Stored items
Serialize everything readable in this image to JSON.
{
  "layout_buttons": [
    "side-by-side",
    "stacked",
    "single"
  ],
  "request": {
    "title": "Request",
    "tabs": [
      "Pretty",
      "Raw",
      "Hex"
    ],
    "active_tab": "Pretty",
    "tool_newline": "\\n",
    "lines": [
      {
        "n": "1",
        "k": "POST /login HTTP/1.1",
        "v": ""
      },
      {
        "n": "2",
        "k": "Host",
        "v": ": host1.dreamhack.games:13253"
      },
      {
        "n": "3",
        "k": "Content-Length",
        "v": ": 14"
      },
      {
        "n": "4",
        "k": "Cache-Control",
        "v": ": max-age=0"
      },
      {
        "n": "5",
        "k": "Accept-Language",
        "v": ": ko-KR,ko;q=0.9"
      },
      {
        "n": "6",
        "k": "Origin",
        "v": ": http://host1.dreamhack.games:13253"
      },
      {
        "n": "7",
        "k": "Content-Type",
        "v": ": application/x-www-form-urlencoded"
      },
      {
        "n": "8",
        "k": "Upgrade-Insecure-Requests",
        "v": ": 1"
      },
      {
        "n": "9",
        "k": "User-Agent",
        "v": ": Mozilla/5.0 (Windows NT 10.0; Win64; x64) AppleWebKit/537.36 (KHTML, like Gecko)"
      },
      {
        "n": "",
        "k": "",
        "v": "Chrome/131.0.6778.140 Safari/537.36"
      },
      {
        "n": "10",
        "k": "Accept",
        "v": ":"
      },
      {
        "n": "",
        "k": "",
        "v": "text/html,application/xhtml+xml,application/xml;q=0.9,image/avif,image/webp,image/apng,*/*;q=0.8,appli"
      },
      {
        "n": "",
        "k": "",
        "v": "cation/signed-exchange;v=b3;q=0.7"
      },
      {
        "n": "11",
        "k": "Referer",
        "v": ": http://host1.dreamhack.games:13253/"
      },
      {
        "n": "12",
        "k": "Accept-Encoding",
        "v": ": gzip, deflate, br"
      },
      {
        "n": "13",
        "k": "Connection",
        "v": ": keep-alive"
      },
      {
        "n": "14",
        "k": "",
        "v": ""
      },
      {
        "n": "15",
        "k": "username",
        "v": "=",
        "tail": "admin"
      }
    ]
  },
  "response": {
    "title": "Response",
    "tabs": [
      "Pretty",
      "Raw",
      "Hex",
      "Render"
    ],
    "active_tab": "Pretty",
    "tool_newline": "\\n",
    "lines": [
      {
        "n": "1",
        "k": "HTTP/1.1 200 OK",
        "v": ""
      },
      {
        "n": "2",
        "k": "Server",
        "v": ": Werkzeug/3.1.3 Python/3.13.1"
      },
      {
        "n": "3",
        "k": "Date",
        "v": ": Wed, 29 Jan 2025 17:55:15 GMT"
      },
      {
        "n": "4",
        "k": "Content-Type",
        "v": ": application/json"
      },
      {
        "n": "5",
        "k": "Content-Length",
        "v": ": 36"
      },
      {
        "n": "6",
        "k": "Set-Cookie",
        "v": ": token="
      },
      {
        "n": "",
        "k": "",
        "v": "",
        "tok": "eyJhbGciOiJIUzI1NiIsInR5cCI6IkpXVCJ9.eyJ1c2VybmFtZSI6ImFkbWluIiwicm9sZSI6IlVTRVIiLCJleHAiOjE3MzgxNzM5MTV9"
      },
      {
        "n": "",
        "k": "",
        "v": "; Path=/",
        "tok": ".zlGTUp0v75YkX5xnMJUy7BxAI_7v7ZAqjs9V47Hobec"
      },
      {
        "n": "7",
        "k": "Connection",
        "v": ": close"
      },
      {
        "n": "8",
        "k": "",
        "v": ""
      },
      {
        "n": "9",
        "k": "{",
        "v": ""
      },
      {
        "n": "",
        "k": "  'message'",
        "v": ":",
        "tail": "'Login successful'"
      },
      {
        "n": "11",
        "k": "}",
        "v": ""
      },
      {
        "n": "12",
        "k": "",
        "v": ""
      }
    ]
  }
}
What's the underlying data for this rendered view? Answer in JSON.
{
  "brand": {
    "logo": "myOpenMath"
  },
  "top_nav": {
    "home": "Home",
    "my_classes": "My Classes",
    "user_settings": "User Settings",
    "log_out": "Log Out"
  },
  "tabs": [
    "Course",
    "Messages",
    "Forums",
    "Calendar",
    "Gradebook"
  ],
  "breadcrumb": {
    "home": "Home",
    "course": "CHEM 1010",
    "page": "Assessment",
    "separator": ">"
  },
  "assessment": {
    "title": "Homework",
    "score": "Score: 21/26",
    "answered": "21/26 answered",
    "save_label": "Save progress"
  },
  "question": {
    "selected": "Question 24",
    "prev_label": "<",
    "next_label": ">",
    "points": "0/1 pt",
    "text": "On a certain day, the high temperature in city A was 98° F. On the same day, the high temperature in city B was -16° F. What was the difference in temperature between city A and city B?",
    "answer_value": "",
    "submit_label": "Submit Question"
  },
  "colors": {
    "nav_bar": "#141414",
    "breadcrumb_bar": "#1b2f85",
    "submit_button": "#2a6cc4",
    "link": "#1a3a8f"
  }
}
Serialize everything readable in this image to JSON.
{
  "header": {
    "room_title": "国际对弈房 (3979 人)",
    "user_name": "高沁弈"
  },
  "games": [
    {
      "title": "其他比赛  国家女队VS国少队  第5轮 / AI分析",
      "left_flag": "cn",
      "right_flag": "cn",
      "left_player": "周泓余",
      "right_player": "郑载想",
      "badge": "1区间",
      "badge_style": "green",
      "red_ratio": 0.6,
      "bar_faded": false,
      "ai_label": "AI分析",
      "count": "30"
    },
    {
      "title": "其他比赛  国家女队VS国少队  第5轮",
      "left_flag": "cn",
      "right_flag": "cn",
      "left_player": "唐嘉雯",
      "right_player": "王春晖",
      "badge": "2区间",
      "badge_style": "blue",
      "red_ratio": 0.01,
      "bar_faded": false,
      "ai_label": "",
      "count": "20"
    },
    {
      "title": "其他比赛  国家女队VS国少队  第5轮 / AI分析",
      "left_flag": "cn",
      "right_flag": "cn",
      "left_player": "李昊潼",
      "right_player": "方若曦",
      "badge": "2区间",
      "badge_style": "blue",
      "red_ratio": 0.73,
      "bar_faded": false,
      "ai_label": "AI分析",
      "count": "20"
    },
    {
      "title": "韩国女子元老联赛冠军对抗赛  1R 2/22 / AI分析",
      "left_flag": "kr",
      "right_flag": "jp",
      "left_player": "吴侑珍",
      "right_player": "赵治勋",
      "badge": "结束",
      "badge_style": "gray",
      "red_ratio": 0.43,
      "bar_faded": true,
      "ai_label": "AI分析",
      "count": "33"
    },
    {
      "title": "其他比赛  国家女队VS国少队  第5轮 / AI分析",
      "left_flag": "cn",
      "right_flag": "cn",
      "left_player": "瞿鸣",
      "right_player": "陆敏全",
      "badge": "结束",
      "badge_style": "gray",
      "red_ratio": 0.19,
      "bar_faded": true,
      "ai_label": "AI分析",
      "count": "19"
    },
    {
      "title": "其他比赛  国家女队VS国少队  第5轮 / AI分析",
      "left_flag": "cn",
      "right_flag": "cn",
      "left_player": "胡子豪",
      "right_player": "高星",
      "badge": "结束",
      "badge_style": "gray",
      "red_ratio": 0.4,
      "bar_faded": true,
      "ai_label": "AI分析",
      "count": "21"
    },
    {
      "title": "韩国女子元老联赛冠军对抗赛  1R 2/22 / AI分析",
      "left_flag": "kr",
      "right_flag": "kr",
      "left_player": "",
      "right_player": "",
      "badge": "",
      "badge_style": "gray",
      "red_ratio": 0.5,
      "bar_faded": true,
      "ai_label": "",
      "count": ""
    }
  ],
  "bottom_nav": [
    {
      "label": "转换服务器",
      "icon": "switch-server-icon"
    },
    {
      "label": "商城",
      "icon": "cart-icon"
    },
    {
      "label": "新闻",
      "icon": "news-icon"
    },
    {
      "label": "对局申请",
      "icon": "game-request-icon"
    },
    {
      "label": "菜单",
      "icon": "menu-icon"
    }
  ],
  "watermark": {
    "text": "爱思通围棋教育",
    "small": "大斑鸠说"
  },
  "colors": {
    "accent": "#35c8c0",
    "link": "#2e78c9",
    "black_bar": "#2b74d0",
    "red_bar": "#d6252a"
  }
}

_Requirements_.
Sift through the entries and copy every line with "application".

_The result_.
        "v": ": application/x-www-form-urlencoded"
        "v": "text/html,application/xhtml+xml,application/xml;q=0.9,image/avif,image/webp,image/apng,*/*;q=0.8,appli"
        "v": ": application/json"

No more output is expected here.